OBJECTIVE
Of all the lines in the records, how many hold the word "screenshot"? Answer with the number only.

INPUT MATERIAL
:::::
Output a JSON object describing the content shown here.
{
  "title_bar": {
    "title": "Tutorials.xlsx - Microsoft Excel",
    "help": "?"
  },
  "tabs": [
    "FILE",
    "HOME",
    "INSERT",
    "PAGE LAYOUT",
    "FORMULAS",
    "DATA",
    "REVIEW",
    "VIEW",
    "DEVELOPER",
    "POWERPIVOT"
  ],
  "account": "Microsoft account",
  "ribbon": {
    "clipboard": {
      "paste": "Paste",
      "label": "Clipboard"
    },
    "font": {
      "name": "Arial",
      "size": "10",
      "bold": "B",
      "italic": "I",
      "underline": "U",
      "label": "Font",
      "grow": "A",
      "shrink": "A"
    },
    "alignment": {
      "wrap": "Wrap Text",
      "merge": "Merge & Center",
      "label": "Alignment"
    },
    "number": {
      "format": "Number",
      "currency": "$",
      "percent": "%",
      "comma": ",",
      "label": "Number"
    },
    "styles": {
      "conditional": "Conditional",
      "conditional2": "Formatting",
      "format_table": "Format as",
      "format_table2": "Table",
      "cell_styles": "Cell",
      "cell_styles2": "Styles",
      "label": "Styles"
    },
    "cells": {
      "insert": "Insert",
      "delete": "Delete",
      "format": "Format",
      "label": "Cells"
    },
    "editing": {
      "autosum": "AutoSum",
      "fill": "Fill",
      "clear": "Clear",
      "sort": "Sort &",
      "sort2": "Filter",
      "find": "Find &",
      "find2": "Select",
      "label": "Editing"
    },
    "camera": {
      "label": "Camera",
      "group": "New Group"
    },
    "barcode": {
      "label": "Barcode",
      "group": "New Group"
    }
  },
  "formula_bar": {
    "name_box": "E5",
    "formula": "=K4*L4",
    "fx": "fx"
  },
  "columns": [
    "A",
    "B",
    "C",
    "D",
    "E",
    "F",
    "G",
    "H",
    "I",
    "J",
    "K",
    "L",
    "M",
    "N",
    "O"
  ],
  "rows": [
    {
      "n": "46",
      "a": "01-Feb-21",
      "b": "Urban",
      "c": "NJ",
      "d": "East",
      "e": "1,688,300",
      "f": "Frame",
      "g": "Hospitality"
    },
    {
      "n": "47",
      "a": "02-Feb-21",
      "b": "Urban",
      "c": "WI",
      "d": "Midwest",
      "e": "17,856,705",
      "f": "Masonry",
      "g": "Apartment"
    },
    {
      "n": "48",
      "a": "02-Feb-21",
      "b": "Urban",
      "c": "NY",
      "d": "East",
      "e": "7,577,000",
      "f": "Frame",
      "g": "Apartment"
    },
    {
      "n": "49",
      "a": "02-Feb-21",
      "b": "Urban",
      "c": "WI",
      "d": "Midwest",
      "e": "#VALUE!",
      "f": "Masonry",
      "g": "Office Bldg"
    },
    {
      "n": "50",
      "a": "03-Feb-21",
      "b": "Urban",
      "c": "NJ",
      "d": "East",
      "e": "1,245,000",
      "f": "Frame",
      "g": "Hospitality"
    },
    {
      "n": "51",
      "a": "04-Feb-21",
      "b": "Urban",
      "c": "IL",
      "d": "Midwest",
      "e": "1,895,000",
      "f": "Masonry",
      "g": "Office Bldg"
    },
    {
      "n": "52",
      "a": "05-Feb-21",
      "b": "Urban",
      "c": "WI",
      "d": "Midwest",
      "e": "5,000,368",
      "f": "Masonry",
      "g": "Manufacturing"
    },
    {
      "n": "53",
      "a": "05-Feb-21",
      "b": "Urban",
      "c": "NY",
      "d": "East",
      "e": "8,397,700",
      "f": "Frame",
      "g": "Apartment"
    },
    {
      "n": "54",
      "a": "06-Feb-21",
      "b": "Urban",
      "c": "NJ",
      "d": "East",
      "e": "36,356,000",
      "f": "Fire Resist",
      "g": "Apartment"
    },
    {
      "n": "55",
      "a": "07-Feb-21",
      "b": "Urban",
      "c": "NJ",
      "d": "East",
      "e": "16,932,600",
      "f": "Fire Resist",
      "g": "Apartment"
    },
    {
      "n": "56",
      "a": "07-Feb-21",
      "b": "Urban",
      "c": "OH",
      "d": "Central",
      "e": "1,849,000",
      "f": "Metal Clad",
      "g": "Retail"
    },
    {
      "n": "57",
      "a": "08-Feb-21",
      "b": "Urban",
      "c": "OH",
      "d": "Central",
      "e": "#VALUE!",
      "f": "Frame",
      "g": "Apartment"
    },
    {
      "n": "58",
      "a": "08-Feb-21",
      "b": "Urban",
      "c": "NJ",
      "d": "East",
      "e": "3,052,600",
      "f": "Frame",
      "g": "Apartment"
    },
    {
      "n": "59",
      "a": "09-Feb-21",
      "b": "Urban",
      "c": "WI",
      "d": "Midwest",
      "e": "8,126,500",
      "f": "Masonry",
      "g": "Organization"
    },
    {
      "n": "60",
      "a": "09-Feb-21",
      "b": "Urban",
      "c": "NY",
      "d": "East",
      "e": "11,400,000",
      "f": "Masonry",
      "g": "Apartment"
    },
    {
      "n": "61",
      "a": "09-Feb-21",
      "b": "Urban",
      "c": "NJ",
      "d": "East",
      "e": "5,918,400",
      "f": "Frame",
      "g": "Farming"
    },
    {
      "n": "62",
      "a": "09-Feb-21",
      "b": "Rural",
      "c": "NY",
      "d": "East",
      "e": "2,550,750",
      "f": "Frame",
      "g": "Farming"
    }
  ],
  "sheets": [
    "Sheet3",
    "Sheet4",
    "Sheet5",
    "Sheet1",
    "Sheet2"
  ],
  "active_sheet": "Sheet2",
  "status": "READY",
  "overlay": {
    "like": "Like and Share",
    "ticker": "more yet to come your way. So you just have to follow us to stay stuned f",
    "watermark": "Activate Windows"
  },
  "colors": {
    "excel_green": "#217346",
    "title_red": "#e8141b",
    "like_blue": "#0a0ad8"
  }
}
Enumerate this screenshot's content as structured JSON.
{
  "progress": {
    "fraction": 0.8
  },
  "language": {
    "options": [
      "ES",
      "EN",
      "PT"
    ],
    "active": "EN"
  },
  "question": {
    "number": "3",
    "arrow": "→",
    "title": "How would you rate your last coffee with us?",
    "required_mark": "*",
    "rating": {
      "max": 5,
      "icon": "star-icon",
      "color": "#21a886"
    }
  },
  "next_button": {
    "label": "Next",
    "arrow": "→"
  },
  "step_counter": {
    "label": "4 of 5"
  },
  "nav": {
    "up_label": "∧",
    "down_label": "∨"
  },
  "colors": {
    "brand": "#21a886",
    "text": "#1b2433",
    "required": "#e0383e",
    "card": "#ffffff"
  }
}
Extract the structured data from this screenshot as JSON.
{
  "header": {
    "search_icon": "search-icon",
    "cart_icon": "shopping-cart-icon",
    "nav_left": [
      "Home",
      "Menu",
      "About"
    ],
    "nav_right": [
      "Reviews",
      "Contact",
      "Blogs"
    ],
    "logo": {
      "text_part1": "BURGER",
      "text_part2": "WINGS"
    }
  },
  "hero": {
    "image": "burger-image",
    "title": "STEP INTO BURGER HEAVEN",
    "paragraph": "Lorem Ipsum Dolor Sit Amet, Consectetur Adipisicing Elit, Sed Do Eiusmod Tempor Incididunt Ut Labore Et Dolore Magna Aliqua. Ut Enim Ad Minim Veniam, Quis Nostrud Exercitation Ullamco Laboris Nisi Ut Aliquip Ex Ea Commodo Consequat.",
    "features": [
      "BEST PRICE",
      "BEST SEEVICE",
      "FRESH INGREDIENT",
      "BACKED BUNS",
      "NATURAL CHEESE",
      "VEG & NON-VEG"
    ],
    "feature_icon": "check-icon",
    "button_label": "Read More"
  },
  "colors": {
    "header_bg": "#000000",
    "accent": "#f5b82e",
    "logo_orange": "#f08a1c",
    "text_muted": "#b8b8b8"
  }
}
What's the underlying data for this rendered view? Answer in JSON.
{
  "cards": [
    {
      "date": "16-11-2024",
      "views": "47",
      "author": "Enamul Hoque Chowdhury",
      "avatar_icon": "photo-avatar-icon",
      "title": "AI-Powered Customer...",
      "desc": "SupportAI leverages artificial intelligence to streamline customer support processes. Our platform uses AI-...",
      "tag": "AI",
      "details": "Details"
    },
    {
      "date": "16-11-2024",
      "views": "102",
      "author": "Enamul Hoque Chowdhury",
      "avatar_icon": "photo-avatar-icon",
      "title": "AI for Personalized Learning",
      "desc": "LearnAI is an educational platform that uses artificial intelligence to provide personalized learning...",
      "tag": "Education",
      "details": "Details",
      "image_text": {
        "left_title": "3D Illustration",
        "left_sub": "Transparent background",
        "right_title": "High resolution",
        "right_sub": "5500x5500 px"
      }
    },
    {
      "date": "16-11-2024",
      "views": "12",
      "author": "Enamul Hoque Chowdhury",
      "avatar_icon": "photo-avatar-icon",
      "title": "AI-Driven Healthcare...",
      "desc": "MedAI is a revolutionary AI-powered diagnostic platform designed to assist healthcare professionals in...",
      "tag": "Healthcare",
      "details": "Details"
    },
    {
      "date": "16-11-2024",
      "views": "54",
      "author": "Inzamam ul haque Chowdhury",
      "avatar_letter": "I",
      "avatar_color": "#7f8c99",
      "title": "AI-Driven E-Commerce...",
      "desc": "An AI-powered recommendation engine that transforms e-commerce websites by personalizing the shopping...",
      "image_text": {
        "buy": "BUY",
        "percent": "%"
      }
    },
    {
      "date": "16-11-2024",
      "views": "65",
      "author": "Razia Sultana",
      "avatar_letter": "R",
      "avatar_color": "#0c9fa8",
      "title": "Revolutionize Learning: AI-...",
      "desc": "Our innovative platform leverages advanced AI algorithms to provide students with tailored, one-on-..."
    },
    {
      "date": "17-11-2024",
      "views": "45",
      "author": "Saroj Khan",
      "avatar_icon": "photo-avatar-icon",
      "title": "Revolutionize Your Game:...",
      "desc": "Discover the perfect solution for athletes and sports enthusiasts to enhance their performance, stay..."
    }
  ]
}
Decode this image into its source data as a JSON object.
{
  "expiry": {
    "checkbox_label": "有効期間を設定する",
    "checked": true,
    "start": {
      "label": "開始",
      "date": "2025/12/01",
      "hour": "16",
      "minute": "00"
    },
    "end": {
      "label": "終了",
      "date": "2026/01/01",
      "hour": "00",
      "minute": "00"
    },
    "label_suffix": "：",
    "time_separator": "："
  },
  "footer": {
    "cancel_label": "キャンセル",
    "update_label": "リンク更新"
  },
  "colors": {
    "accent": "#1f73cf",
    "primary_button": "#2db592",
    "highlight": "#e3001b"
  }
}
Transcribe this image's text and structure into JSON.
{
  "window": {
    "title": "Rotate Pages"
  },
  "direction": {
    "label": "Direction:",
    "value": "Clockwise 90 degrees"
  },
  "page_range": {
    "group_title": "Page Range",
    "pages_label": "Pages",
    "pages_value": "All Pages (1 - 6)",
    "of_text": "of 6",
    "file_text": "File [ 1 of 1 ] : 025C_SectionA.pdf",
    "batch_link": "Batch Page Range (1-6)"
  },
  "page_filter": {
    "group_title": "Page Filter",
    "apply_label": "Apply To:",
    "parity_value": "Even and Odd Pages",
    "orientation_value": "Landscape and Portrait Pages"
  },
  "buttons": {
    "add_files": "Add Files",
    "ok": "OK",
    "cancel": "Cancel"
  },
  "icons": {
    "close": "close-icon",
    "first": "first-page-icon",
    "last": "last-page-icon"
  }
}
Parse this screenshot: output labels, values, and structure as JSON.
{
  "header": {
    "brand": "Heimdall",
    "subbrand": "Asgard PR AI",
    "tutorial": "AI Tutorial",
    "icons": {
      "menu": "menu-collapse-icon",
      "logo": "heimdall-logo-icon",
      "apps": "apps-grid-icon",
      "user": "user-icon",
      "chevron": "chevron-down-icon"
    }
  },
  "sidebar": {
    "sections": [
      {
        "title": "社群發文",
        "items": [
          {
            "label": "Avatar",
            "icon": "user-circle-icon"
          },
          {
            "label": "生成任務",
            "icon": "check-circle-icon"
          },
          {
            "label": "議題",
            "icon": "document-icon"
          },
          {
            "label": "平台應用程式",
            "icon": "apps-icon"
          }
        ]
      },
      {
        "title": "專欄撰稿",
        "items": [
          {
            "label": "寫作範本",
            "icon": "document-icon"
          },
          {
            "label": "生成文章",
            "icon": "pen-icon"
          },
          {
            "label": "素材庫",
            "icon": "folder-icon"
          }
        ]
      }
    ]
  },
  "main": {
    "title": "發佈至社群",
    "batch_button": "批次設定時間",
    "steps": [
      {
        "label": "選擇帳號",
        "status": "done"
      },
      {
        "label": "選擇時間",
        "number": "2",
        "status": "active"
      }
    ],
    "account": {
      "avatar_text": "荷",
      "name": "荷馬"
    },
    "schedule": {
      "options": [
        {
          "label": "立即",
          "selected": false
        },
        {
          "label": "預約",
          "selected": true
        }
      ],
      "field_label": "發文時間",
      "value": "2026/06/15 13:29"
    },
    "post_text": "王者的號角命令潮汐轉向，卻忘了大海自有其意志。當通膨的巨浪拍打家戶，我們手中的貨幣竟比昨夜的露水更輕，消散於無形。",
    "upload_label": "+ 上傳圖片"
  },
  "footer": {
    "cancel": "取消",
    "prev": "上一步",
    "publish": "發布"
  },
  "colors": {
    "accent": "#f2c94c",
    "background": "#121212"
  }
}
:::::
THE RESPONSE
3